== STATED PROBLEM ==
Each line that holds the word "this" counts once; give the total number of such lines and nothing else.

== DATA ==
--- Begin ---
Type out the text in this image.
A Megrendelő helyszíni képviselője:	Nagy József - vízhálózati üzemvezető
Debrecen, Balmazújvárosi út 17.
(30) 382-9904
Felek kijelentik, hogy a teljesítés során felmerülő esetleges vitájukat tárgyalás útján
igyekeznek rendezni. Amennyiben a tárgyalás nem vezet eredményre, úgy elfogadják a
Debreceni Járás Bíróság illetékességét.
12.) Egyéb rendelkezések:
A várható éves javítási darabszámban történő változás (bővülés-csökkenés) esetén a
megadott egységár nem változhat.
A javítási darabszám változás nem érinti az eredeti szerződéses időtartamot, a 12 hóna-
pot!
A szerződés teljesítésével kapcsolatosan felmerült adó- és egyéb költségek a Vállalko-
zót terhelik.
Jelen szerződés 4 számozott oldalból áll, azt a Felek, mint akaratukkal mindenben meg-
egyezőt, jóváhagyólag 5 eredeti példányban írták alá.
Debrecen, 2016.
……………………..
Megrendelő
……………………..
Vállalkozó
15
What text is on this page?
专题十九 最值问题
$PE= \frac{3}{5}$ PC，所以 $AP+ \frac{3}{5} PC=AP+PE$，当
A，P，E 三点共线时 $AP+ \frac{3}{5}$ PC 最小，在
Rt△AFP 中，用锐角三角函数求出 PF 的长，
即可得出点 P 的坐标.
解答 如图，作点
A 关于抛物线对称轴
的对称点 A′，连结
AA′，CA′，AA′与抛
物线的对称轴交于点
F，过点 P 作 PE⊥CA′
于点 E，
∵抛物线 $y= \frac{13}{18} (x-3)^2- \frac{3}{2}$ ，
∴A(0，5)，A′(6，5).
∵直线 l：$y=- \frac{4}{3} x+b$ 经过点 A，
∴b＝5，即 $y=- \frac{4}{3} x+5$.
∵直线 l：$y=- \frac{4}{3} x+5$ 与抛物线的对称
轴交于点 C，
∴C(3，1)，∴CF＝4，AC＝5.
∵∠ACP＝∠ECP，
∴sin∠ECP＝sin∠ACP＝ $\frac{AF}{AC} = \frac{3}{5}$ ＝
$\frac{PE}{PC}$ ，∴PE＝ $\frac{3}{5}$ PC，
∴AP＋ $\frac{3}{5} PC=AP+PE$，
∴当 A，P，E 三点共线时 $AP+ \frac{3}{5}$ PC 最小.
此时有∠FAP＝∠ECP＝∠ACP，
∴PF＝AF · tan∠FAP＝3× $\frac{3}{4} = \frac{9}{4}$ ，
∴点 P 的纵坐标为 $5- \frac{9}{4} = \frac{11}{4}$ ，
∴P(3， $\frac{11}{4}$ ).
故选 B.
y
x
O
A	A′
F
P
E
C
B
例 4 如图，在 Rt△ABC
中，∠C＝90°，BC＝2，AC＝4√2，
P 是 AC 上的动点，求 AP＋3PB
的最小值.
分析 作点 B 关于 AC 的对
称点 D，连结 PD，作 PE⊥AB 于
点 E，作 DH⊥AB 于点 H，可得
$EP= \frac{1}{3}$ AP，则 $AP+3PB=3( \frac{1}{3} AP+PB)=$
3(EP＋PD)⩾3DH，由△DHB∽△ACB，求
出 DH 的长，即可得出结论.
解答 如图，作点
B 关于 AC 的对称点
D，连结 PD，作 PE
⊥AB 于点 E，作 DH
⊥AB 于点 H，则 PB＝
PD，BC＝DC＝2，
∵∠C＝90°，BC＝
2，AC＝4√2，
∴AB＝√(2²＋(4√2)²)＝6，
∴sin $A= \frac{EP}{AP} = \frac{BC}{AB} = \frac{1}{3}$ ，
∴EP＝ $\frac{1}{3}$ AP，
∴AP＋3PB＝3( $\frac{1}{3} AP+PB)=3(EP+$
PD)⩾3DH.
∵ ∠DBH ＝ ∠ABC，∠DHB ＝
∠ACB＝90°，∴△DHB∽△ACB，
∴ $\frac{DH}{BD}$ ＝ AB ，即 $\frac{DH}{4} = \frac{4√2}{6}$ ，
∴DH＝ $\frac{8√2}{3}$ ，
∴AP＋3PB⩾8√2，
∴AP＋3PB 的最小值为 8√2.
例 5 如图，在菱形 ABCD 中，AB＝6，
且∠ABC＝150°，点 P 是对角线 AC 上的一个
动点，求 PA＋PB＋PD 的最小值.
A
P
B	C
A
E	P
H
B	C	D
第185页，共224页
--- End ---
== SOLVED EXERCISE ==
2